> Objective
Give an exact transcription of every line, dropping the images.

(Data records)

● ● ● ● ● ● ●

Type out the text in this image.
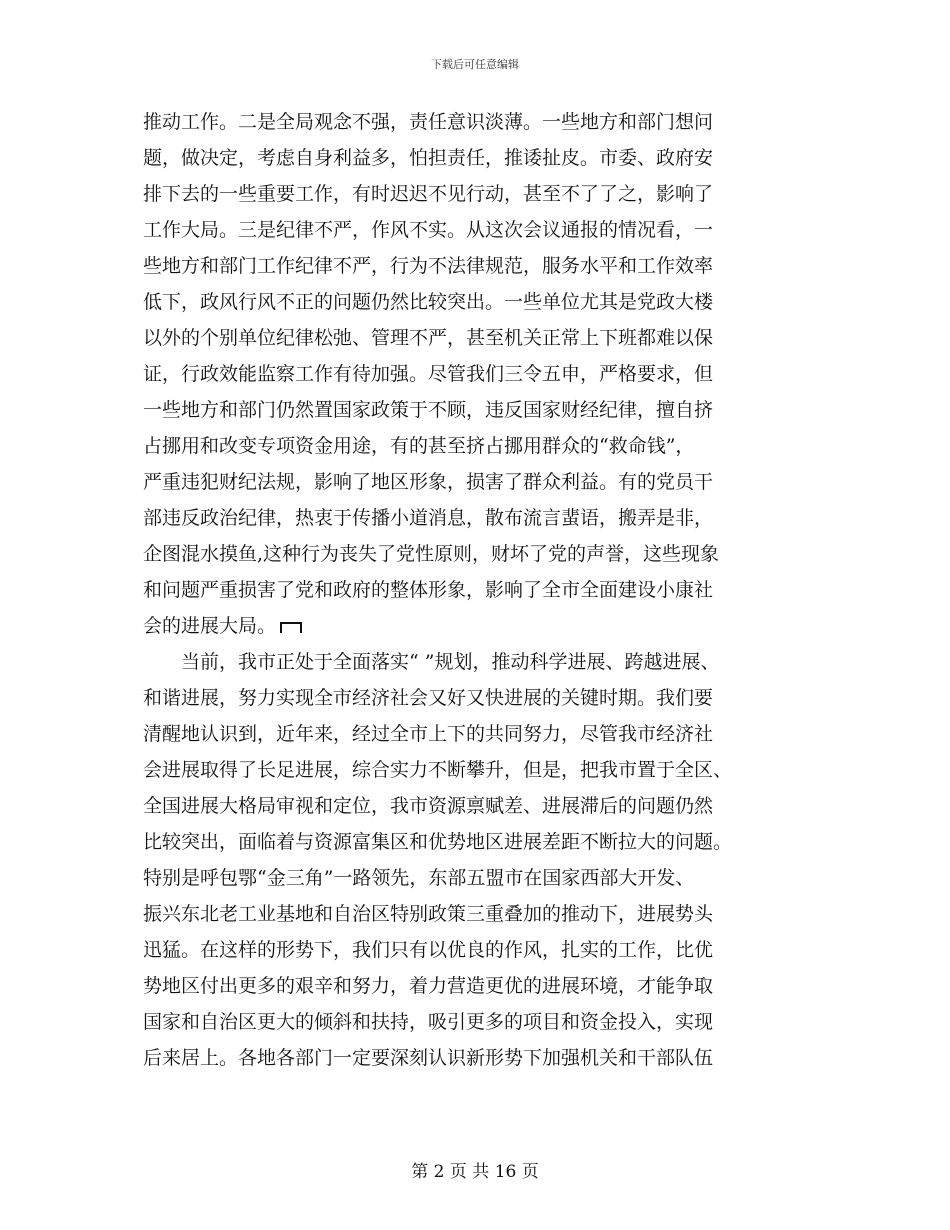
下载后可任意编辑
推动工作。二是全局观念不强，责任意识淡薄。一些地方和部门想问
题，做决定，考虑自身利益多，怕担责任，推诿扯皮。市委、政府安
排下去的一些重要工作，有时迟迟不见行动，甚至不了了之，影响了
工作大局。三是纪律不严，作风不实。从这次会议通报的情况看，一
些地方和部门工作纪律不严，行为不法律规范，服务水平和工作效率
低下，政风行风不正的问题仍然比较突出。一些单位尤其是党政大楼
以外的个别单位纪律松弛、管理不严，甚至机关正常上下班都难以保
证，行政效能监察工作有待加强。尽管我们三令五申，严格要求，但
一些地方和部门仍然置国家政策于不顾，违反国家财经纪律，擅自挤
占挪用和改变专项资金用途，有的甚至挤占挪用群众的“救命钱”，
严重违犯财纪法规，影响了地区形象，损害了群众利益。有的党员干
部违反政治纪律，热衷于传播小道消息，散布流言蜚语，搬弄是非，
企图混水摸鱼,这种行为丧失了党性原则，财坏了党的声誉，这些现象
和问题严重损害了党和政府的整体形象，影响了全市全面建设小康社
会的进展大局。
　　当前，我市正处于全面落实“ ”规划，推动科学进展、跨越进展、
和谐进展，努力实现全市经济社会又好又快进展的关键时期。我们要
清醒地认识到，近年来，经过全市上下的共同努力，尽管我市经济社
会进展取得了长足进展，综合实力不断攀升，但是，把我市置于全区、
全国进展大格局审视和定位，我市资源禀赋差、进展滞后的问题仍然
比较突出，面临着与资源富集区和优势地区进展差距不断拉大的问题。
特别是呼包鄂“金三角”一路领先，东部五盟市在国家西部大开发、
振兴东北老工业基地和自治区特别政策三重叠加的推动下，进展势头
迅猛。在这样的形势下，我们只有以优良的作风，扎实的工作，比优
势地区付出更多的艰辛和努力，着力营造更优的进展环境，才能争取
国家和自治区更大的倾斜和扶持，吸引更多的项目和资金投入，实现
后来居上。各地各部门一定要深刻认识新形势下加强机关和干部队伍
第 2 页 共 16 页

● ● ● ● ● ● ●

> Task response
Type out the text in this image.
下载后可任意编辑
推动工作。二是全局观念不强，责任意识淡薄。一些地方和部门想问
题，做决定，考虑自身利益多，怕担责任，推诿扯皮。市委、政府安
排下去的一些重要工作，有时迟迟不见行动，甚至不了了之，影响了
工作大局。三是纪律不严，作风不实。从这次会议通报的情况看，一
些地方和部门工作纪律不严，行为不法律规范，服务水平和工作效率
低下，政风行风不正的问题仍然比较突出。一些单位尤其是党政大楼
以外的个别单位纪律松弛、管理不严，甚至机关正常上下班都难以保
证，行政效能监察工作有待加强。尽管我们三令五申，严格要求，但
一些地方和部门仍然置国家政策于不顾，违反国家财经纪律，擅自挤
占挪用和改变专项资金用途，有的甚至挤占挪用群众的“救命钱”，
严重违犯财纪法规，影响了地区形象，损害了群众利益。有的党员干
部违反政治纪律，热衷于传播小道消息，散布流言蜚语，搬弄是非，
企图混水摸鱼,这种行为丧失了党性原则，财坏了党的声誉，这些现象
和问题严重损害了党和政府的整体形象，影响了全市全面建设小康社
会的进展大局。
　　当前，我市正处于全面落实“ ”规划，推动科学进展、跨越进展、
和谐进展，努力实现全市经济社会又好又快进展的关键时期。我们要
清醒地认识到，近年来，经过全市上下的共同努力，尽管我市经济社
会进展取得了长足进展，综合实力不断攀升，但是，把我市置于全区、
全国进展大格局审视和定位，我市资源禀赋差、进展滞后的问题仍然
比较突出，面临着与资源富集区和优势地区进展差距不断拉大的问题。
特别是呼包鄂“金三角”一路领先，东部五盟市在国家西部大开发、
振兴东北老工业基地和自治区特别政策三重叠加的推动下，进展势头
迅猛。在这样的形势下，我们只有以优良的作风，扎实的工作，比优
势地区付出更多的艰辛和努力，着力营造更优的进展环境，才能争取
国家和自治区更大的倾斜和扶持，吸引更多的项目和资金投入，实现
后来居上。各地各部门一定要深刻认识新形势下加强机关和干部队伍
第 2 页 共 16 页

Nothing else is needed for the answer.